## begin AVAILABLE DATA

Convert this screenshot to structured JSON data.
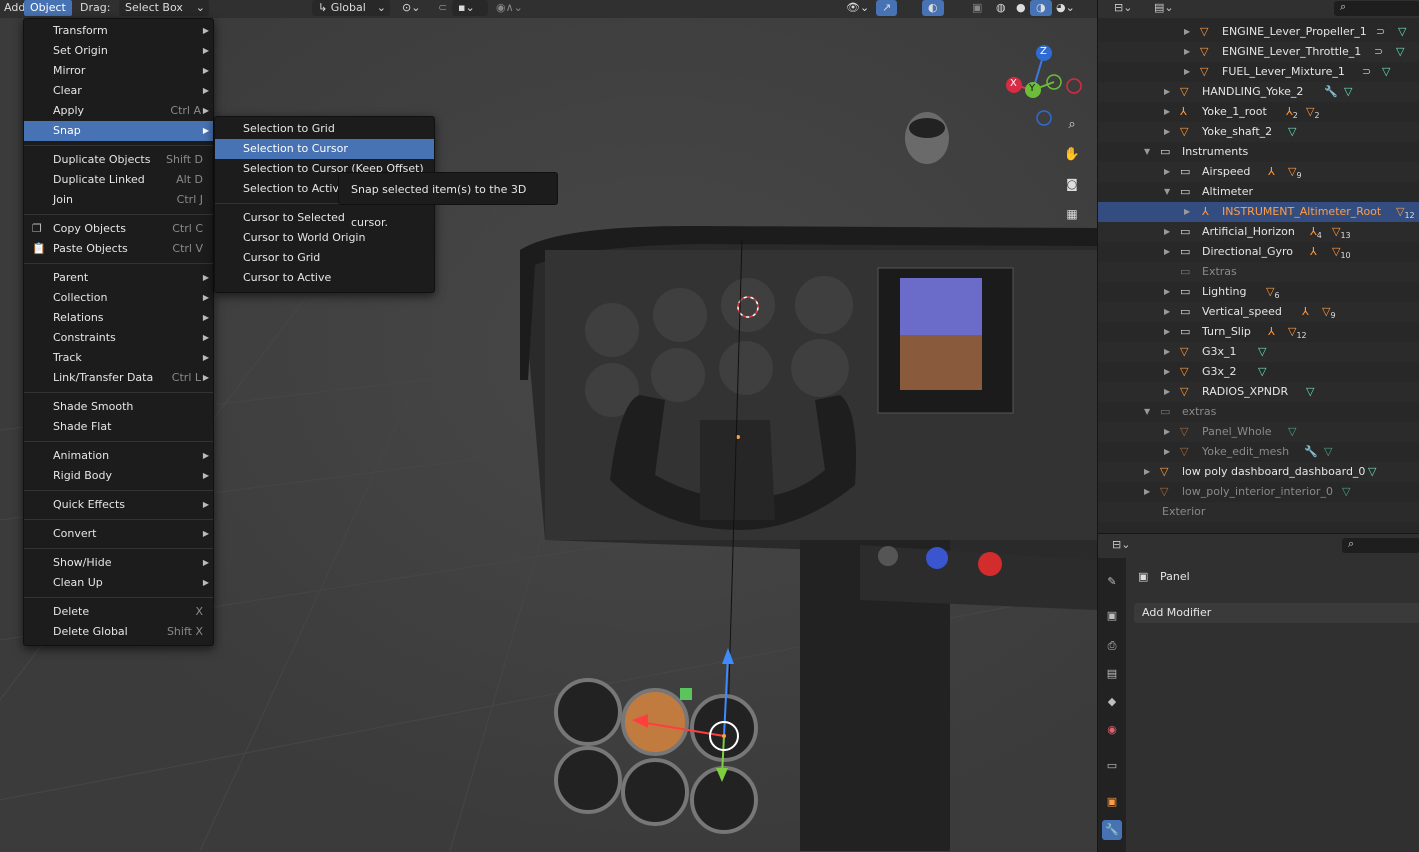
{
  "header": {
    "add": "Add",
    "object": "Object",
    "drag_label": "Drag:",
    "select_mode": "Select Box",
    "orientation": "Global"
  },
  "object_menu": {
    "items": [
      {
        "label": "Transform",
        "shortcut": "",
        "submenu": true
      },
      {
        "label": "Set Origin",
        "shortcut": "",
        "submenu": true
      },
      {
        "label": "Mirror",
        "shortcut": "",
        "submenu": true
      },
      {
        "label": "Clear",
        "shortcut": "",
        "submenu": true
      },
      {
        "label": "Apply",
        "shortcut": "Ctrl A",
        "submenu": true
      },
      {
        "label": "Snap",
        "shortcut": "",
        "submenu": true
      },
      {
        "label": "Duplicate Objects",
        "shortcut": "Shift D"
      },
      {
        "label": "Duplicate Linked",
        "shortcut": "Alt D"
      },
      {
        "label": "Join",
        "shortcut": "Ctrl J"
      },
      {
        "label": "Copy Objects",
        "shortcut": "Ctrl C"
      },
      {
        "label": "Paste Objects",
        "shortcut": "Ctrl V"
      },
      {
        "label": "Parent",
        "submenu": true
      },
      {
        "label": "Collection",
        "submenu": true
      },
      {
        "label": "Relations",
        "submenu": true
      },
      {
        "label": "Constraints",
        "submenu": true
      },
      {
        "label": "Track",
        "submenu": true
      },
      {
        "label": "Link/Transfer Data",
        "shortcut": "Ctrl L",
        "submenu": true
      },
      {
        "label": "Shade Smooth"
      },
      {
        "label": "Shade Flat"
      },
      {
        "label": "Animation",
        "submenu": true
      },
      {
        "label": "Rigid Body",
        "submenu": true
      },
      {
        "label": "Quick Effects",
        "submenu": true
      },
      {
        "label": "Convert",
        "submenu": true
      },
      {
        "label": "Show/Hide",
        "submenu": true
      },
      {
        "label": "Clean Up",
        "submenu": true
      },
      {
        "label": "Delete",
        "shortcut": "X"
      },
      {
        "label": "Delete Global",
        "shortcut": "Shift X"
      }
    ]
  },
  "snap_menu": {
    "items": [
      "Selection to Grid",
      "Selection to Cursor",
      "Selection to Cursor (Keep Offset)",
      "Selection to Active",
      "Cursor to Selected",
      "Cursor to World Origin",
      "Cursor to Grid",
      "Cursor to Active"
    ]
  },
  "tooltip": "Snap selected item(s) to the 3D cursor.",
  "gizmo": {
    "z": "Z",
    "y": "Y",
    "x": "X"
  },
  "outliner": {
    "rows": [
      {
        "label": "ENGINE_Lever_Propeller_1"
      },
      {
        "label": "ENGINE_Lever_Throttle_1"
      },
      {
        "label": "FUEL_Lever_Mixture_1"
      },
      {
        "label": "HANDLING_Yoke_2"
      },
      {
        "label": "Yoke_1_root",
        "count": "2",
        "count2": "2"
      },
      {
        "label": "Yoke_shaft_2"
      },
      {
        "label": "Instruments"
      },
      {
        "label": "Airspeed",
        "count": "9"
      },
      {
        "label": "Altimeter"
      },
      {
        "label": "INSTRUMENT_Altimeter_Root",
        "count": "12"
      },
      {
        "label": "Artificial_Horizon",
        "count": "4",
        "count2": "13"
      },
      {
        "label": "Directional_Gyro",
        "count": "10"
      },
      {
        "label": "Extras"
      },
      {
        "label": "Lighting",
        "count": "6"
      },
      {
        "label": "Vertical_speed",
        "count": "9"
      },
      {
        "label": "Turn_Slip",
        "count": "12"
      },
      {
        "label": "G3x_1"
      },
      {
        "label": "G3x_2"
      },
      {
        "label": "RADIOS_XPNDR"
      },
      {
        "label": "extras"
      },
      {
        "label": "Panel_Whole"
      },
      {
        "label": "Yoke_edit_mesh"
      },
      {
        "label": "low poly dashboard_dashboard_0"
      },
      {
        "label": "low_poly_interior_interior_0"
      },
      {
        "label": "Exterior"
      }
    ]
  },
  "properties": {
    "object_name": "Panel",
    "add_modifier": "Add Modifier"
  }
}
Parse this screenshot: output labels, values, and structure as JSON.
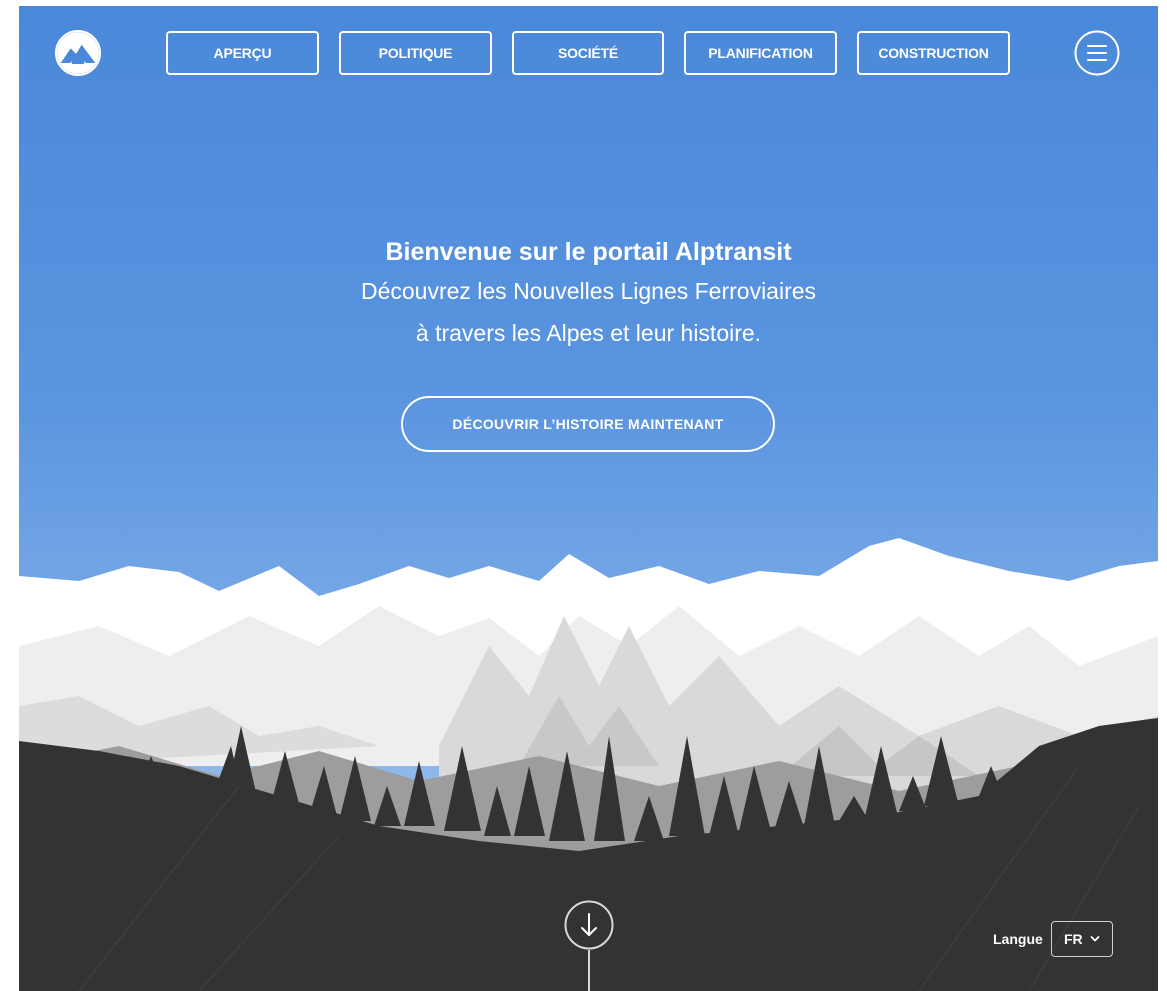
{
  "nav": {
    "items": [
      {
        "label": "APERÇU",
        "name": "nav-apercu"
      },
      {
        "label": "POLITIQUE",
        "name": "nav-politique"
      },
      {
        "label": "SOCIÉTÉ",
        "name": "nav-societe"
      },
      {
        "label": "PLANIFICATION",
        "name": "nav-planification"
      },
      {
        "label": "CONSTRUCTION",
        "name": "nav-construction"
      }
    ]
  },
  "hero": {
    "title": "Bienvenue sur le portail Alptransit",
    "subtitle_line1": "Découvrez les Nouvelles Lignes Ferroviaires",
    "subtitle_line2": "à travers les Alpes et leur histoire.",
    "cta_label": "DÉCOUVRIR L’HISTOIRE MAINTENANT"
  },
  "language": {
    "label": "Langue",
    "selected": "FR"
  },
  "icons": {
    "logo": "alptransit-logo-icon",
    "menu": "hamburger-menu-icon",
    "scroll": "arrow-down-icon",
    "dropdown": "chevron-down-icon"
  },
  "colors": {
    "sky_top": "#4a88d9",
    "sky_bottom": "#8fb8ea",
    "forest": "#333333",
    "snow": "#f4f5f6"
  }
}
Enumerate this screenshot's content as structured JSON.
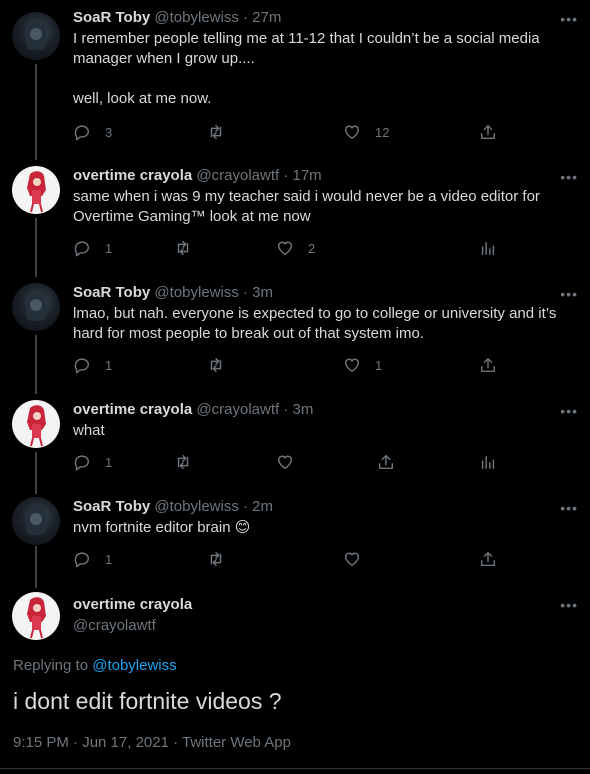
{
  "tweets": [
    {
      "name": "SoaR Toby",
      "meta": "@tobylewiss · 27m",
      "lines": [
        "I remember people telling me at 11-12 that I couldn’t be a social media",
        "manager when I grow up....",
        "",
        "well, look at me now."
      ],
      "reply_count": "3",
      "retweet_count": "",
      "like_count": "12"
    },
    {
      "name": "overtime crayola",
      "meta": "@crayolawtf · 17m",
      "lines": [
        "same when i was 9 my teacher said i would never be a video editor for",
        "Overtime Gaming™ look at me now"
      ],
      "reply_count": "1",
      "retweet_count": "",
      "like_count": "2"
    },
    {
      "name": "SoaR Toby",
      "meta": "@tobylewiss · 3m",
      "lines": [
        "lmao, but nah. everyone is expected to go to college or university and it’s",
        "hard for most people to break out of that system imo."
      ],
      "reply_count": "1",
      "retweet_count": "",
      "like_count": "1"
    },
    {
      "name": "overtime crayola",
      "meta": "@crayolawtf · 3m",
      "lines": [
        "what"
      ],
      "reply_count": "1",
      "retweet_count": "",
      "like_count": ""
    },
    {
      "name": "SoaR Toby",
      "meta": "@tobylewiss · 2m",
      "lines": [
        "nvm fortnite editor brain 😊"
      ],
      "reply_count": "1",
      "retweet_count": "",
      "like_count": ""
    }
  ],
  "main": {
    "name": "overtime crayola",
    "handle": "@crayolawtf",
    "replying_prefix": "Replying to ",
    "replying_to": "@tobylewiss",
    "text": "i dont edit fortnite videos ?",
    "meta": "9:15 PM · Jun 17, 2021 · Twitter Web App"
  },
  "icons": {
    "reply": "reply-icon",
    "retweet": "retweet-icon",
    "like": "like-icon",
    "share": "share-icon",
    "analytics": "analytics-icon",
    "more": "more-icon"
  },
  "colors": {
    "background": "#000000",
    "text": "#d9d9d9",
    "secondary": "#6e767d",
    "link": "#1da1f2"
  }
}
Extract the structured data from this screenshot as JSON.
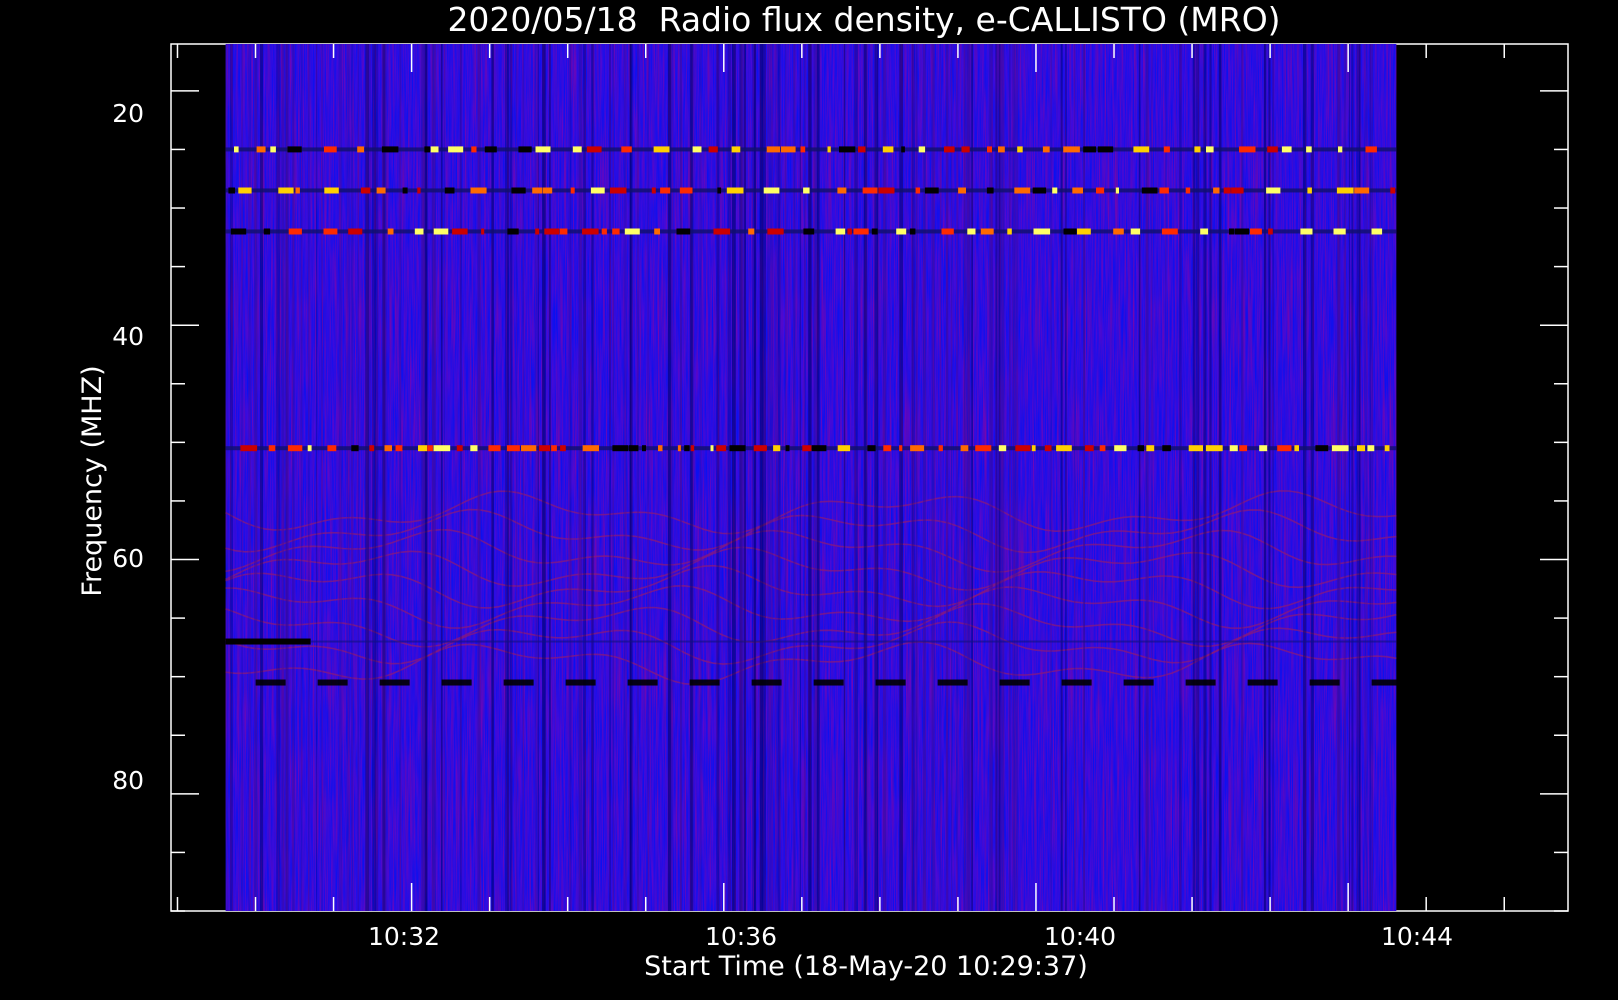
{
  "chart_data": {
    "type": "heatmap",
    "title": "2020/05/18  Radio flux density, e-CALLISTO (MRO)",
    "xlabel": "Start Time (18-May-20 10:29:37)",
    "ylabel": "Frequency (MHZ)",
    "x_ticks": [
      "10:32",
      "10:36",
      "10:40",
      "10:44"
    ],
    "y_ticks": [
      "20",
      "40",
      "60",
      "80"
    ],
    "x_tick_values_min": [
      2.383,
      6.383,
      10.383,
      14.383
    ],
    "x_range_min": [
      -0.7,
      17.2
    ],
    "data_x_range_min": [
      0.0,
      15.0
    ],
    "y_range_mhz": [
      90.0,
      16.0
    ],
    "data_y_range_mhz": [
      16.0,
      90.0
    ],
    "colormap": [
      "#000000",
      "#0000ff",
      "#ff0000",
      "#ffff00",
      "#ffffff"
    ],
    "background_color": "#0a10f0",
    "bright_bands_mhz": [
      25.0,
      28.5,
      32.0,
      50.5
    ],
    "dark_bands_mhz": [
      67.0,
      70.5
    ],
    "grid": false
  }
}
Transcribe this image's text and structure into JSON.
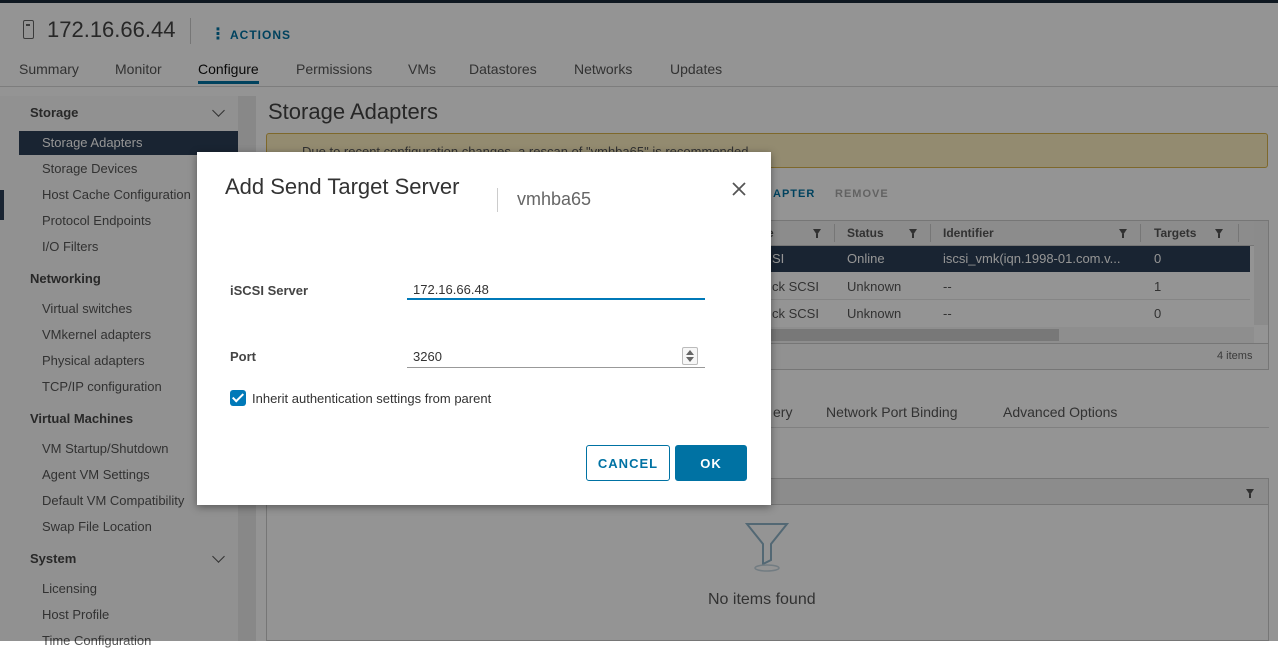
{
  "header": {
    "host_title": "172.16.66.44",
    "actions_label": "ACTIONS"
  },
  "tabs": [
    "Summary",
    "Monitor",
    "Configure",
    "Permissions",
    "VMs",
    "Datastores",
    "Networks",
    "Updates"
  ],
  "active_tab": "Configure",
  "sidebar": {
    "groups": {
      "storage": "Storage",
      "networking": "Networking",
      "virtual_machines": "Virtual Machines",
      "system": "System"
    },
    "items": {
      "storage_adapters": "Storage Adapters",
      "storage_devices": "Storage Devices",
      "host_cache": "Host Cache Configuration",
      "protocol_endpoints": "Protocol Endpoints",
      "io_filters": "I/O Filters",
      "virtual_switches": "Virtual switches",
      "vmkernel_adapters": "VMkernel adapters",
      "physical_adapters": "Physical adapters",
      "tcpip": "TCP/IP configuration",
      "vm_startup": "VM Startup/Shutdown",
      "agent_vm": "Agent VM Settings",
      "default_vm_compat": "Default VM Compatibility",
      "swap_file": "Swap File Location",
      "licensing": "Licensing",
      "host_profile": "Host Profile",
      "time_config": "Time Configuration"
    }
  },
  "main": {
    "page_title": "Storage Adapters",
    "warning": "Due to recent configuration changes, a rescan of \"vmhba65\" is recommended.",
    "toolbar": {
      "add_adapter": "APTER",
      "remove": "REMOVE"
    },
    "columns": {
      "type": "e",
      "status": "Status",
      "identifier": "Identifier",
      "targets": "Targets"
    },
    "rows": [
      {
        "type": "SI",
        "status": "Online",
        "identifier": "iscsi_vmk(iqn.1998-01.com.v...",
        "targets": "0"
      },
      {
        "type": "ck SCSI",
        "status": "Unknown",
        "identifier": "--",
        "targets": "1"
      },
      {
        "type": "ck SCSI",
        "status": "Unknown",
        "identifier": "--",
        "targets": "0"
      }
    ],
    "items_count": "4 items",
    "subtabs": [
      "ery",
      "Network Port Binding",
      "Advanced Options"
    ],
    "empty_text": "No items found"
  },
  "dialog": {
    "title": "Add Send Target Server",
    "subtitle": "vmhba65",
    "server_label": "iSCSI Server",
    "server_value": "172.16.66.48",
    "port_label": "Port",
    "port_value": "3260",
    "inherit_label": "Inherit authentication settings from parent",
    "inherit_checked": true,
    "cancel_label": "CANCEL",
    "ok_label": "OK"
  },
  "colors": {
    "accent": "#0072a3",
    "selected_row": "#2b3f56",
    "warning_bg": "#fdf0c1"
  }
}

## end AVAILABLE DATA

▶ **WORK INSTRUCTIONS**: Read the entries and select each line where the word "from" is found.

▶ **TASK OUTPUT**:
Extract the structured data from this screenshot as JSON.
    "inherit_label": "Inherit authentication settings from parent",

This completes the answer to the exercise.